***** Available data

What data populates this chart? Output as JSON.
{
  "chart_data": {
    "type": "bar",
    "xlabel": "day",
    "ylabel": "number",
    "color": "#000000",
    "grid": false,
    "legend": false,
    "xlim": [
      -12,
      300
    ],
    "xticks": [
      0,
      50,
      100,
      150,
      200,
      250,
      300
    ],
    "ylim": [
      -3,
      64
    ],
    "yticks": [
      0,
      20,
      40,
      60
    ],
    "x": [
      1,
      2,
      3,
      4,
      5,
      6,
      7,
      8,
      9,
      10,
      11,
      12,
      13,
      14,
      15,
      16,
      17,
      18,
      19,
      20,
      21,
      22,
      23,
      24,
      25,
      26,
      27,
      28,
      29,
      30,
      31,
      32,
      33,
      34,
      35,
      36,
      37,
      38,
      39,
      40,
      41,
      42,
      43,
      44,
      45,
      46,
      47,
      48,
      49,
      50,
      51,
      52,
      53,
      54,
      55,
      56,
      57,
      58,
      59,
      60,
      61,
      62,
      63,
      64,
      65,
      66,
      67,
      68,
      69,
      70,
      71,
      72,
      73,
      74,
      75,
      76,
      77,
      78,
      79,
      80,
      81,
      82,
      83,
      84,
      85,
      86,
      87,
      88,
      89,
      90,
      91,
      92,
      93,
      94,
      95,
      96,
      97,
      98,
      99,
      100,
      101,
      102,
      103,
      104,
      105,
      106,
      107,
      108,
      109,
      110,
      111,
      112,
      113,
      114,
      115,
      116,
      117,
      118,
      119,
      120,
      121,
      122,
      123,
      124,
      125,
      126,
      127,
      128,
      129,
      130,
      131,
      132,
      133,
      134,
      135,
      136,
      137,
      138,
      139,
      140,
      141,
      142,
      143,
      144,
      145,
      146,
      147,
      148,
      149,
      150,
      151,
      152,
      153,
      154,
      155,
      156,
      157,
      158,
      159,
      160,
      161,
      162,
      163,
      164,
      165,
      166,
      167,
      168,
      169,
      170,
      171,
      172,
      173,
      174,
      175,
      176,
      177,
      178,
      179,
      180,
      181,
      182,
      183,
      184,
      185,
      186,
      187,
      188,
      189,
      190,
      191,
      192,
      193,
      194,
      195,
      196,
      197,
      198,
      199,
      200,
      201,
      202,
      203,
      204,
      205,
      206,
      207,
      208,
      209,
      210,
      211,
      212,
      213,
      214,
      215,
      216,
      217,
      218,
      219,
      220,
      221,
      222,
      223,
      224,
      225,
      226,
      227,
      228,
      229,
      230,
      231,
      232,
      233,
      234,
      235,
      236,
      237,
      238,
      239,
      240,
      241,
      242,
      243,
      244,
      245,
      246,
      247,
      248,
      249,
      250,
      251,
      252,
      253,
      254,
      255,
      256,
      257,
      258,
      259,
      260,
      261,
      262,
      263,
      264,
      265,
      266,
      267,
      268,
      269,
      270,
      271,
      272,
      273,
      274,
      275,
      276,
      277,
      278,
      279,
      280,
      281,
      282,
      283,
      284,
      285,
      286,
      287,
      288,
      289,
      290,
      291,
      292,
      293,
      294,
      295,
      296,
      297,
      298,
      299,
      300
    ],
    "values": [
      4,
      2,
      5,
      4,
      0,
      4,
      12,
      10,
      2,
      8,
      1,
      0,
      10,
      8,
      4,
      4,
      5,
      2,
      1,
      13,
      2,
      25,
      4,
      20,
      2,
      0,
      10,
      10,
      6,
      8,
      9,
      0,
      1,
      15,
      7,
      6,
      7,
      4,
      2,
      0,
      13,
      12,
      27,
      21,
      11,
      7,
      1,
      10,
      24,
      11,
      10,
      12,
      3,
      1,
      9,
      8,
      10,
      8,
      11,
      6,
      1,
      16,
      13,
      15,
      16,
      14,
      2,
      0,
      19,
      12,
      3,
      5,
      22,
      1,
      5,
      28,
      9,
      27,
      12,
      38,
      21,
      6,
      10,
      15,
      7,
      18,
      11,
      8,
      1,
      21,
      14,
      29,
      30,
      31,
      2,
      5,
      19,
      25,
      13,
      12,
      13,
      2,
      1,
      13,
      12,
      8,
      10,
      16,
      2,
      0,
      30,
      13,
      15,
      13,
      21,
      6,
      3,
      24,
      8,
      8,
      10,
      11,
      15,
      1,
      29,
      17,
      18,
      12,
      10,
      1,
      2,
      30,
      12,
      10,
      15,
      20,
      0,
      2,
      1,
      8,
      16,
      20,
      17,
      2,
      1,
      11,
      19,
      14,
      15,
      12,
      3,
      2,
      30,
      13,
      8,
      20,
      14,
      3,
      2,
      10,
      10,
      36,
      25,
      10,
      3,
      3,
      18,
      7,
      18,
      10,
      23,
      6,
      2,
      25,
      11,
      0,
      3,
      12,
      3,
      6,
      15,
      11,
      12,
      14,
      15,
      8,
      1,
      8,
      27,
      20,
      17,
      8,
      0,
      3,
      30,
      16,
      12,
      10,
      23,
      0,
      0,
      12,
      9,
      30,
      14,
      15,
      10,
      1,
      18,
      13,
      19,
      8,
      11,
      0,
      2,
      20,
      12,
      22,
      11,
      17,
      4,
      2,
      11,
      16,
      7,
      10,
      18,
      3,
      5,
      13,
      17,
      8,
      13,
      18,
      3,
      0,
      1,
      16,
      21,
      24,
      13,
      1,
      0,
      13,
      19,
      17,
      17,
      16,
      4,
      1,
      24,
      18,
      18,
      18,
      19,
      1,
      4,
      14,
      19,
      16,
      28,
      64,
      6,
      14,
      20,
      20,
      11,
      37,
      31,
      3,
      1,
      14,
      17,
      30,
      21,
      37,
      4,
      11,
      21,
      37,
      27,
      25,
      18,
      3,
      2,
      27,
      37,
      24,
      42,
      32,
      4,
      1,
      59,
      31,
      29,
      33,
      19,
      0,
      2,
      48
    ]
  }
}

**********

Prompt — Repeat the material above exactly.

Answer below —
What data populates this chart? Output as JSON.
{
  "chart_data": {
    "type": "bar",
    "xlabel": "day",
    "ylabel": "number",
    "color": "#000000",
    "grid": false,
    "legend": false,
    "xlim": [
      -12,
      300
    ],
    "xticks": [
      0,
      50,
      100,
      150,
      200,
      250,
      300
    ],
    "ylim": [
      -3,
      64
    ],
    "yticks": [
      0,
      20,
      40,
      60
    ],
    "x": [
      1,
      2,
      3,
      4,
      5,
      6,
      7,
      8,
      9,
      10,
      11,
      12,
      13,
      14,
      15,
      16,
      17,
      18,
      19,
      20,
      21,
      22,
      23,
      24,
      25,
      26,
      27,
      28,
      29,
      30,
      31,
      32,
      33,
      34,
      35,
      36,
      37,
      38,
      39,
      40,
      41,
      42,
      43,
      44,
      45,
      46,
      47,
      48,
      49,
      50,
      51,
      52,
      53,
      54,
      55,
      56,
      57,
      58,
      59,
      60,
      61,
      62,
      63,
      64,
      65,
      66,
      67,
      68,
      69,
      70,
      71,
      72,
      73,
      74,
      75,
      76,
      77,
      78,
      79,
      80,
      81,
      82,
      83,
      84,
      85,
      86,
      87,
      88,
      89,
      90,
      91,
      92,
      93,
      94,
      95,
      96,
      97,
      98,
      99,
      100,
      101,
      102,
      103,
      104,
      105,
      106,
      107,
      108,
      109,
      110,
      111,
      112,
      113,
      114,
      115,
      116,
      117,
      118,
      119,
      120,
      121,
      122,
      123,
      124,
      125,
      126,
      127,
      128,
      129,
      130,
      131,
      132,
      133,
      134,
      135,
      136,
      137,
      138,
      139,
      140,
      141,
      142,
      143,
      144,
      145,
      146,
      147,
      148,
      149,
      150,
      151,
      152,
      153,
      154,
      155,
      156,
      157,
      158,
      159,
      160,
      161,
      162,
      163,
      164,
      165,
      166,
      167,
      168,
      169,
      170,
      171,
      172,
      173,
      174,
      175,
      176,
      177,
      178,
      179,
      180,
      181,
      182,
      183,
      184,
      185,
      186,
      187,
      188,
      189,
      190,
      191,
      192,
      193,
      194,
      195,
      196,
      197,
      198,
      199,
      200,
      201,
      202,
      203,
      204,
      205,
      206,
      207,
      208,
      209,
      210,
      211,
      212,
      213,
      214,
      215,
      216,
      217,
      218,
      219,
      220,
      221,
      222,
      223,
      224,
      225,
      226,
      227,
      228,
      229,
      230,
      231,
      232,
      233,
      234,
      235,
      236,
      237,
      238,
      239,
      240,
      241,
      242,
      243,
      244,
      245,
      246,
      247,
      248,
      249,
      250,
      251,
      252,
      253,
      254,
      255,
      256,
      257,
      258,
      259,
      260,
      261,
      262,
      263,
      264,
      265,
      266,
      267,
      268,
      269,
      270,
      271,
      272,
      273,
      274,
      275,
      276,
      277,
      278,
      279,
      280,
      281,
      282,
      283,
      284,
      285,
      286,
      287,
      288,
      289,
      290,
      291,
      292,
      293,
      294,
      295,
      296,
      297,
      298,
      299,
      300
    ],
    "values": [
      4,
      2,
      5,
      4,
      0,
      4,
      12,
      10,
      2,
      8,
      1,
      0,
      10,
      8,
      4,
      4,
      5,
      2,
      1,
      13,
      2,
      25,
      4,
      20,
      2,
      0,
      10,
      10,
      6,
      8,
      9,
      0,
      1,
      15,
      7,
      6,
      7,
      4,
      2,
      0,
      13,
      12,
      27,
      21,
      11,
      7,
      1,
      10,
      24,
      11,
      10,
      12,
      3,
      1,
      9,
      8,
      10,
      8,
      11,
      6,
      1,
      16,
      13,
      15,
      16,
      14,
      2,
      0,
      19,
      12,
      3,
      5,
      22,
      1,
      5,
      28,
      9,
      27,
      12,
      38,
      21,
      6,
      10,
      15,
      7,
      18,
      11,
      8,
      1,
      21,
      14,
      29,
      30,
      31,
      2,
      5,
      19,
      25,
      13,
      12,
      13,
      2,
      1,
      13,
      12,
      8,
      10,
      16,
      2,
      0,
      30,
      13,
      15,
      13,
      21,
      6,
      3,
      24,
      8,
      8,
      10,
      11,
      15,
      1,
      29,
      17,
      18,
      12,
      10,
      1,
      2,
      30,
      12,
      10,
      15,
      20,
      0,
      2,
      1,
      8,
      16,
      20,
      17,
      2,
      1,
      11,
      19,
      14,
      15,
      12,
      3,
      2,
      30,
      13,
      8,
      20,
      14,
      3,
      2,
      10,
      10,
      36,
      25,
      10,
      3,
      3,
      18,
      7,
      18,
      10,
      23,
      6,
      2,
      25,
      11,
      0,
      3,
      12,
      3,
      6,
      15,
      11,
      12,
      14,
      15,
      8,
      1,
      8,
      27,
      20,
      17,
      8,
      0,
      3,
      30,
      16,
      12,
      10,
      23,
      0,
      0,
      12,
      9,
      30,
      14,
      15,
      10,
      1,
      18,
      13,
      19,
      8,
      11,
      0,
      2,
      20,
      12,
      22,
      11,
      17,
      4,
      2,
      11,
      16,
      7,
      10,
      18,
      3,
      5,
      13,
      17,
      8,
      13,
      18,
      3,
      0,
      1,
      16,
      21,
      24,
      13,
      1,
      0,
      13,
      19,
      17,
      17,
      16,
      4,
      1,
      24,
      18,
      18,
      18,
      19,
      1,
      4,
      14,
      19,
      16,
      28,
      64,
      6,
      14,
      20,
      20,
      11,
      37,
      31,
      3,
      1,
      14,
      17,
      30,
      21,
      37,
      4,
      11,
      21,
      37,
      27,
      25,
      18,
      3,
      2,
      27,
      37,
      24,
      42,
      32,
      4,
      1,
      59,
      31,
      29,
      33,
      19,
      0,
      2,
      48
    ]
  }
}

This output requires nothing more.